YOUR GOAL ▸
Gather all lines in the entries that include the word "Someone".

═════ DATASET RECORDS ═════

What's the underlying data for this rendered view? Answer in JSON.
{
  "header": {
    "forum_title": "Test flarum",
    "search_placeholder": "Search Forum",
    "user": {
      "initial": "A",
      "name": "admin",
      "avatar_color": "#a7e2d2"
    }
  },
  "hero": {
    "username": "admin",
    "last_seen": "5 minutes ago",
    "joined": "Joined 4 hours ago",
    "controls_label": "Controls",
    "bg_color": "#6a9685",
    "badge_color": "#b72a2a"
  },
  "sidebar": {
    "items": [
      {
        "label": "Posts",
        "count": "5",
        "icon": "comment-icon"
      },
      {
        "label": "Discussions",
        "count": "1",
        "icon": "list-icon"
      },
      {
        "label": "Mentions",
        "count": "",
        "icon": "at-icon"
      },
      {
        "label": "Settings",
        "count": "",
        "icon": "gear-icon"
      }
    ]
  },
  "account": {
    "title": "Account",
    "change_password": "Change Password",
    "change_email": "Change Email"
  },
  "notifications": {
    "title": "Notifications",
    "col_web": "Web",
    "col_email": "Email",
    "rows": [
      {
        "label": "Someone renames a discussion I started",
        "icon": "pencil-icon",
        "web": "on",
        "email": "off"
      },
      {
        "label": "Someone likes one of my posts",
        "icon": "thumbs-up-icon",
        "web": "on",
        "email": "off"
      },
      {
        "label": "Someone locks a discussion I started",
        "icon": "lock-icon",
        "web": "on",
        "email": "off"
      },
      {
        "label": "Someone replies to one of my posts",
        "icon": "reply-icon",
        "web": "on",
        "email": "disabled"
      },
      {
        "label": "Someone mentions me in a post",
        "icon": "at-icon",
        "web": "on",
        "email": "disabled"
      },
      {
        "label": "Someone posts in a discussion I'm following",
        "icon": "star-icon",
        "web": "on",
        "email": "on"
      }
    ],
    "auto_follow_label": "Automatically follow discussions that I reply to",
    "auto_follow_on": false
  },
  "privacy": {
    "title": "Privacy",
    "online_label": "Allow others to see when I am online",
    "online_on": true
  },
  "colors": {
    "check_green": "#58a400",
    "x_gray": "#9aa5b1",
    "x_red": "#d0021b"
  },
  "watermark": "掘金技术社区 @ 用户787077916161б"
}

═════
═════ DATASET RECORDS ═════

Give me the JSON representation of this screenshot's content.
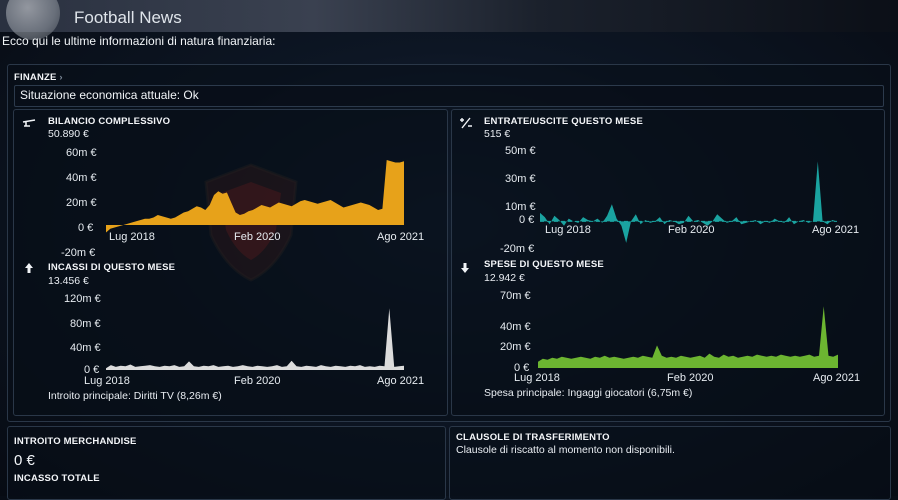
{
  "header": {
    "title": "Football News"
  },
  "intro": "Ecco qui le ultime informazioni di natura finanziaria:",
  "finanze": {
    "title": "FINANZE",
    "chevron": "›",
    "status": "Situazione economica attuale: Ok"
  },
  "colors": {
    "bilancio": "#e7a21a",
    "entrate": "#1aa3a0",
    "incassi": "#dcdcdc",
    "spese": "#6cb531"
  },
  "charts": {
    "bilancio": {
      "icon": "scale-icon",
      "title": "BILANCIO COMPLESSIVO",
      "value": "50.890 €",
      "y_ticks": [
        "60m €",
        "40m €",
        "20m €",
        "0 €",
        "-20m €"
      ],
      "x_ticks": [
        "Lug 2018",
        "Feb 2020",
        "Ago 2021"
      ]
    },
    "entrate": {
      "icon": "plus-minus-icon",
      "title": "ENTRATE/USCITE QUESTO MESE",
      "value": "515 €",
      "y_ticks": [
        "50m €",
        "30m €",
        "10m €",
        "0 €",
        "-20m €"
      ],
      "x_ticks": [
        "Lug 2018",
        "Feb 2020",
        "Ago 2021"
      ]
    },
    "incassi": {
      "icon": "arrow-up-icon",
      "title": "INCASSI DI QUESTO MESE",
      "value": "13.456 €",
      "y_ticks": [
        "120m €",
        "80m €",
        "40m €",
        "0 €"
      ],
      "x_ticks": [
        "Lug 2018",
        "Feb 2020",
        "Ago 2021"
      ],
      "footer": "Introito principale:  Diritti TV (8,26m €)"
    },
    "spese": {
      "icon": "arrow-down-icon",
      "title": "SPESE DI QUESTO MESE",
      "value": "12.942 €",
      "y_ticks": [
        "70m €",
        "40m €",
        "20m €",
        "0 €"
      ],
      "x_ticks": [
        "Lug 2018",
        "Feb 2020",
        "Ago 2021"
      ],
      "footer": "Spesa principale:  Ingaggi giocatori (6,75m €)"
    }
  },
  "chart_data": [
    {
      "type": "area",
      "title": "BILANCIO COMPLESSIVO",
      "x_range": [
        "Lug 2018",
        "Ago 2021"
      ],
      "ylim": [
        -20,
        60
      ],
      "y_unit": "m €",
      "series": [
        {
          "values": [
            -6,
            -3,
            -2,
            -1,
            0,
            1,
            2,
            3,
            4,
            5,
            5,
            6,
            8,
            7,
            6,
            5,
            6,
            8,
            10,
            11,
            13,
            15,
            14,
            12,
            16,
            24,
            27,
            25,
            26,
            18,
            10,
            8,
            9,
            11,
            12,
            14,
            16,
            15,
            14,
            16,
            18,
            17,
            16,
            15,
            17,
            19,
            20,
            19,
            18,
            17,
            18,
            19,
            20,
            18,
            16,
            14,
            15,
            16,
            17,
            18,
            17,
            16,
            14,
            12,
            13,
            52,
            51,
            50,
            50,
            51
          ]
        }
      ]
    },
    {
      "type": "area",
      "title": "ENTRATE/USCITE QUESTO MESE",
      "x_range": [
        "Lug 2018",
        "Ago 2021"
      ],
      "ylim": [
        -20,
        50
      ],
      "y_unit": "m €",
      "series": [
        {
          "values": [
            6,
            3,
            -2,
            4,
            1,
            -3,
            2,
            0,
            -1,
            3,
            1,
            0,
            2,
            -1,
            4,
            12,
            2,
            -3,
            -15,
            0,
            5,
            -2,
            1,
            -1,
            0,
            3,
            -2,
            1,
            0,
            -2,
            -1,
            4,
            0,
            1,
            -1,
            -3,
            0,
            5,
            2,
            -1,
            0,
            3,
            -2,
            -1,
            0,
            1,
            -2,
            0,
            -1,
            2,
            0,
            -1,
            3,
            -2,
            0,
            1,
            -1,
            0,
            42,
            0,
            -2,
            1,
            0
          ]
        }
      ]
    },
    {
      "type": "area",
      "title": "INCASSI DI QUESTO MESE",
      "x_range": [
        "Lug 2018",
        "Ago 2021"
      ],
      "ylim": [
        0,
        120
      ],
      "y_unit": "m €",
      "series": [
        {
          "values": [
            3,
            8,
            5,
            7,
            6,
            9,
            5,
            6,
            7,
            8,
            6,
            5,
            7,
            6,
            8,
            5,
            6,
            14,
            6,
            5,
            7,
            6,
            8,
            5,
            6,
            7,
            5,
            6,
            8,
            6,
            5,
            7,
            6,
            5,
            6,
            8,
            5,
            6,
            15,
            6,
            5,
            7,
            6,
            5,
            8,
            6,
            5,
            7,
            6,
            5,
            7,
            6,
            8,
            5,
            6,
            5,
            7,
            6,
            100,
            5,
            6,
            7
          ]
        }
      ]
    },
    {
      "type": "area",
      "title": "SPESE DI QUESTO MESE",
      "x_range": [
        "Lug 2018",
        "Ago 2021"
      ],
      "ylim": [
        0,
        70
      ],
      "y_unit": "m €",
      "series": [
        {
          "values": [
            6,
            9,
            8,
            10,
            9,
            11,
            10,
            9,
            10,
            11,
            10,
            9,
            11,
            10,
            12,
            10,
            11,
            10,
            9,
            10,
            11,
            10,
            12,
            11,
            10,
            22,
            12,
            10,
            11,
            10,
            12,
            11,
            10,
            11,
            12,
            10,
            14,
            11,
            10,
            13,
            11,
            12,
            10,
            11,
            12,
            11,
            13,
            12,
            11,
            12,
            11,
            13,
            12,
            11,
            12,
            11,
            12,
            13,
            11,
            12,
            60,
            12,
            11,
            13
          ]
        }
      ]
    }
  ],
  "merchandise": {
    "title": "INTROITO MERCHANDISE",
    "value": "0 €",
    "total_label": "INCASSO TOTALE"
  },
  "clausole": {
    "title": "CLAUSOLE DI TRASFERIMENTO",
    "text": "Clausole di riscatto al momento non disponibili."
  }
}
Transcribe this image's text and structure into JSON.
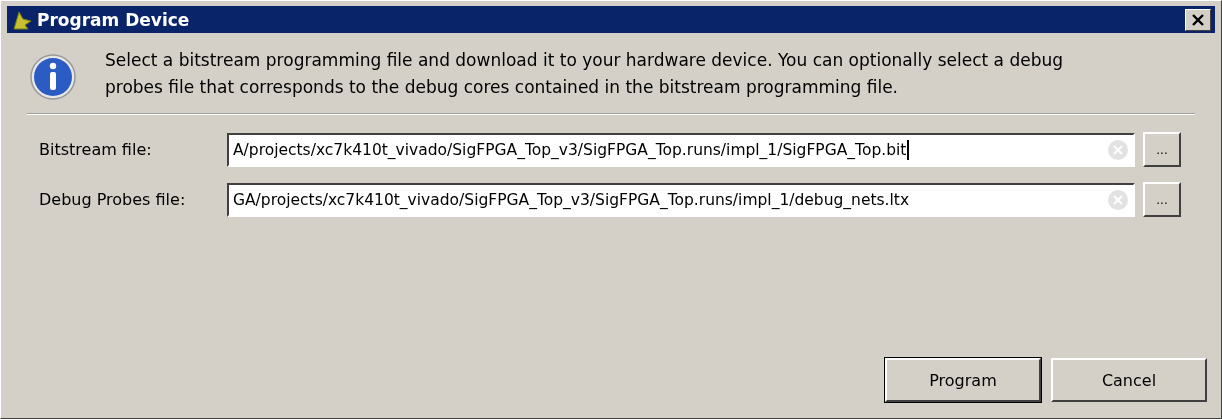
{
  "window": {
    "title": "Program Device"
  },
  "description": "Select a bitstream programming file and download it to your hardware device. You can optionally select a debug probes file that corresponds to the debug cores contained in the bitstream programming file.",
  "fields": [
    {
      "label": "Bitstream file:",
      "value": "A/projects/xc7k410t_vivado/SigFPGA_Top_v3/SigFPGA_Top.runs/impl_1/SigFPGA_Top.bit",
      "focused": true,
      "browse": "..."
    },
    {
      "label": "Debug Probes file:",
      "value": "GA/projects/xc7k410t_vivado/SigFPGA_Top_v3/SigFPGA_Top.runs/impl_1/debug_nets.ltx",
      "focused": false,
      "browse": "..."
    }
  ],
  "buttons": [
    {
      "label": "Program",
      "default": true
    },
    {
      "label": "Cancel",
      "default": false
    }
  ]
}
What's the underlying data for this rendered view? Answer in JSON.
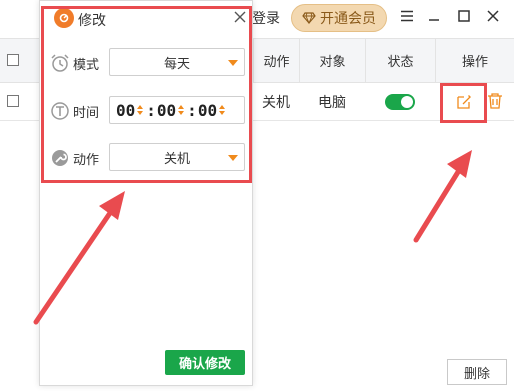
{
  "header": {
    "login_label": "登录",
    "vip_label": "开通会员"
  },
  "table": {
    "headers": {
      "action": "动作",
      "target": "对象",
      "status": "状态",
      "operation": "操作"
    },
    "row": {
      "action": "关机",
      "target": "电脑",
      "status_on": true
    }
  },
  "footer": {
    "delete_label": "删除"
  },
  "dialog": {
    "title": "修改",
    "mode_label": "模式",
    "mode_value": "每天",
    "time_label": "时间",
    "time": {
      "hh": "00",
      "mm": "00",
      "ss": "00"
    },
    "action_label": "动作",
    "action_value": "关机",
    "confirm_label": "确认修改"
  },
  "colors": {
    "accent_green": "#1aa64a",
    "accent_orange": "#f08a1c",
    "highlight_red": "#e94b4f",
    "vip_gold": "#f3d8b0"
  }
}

═════

THE RESULT ▸
        "label": "Someone renames a discussion I started",
        "label": "Someone likes one of my posts",
        "label": "Someone locks a discussion I started",
        "label": "Someone replies to one of my posts",
        "label": "Someone mentions me in a post",
        "label": "Someone posts in a discussion I'm following",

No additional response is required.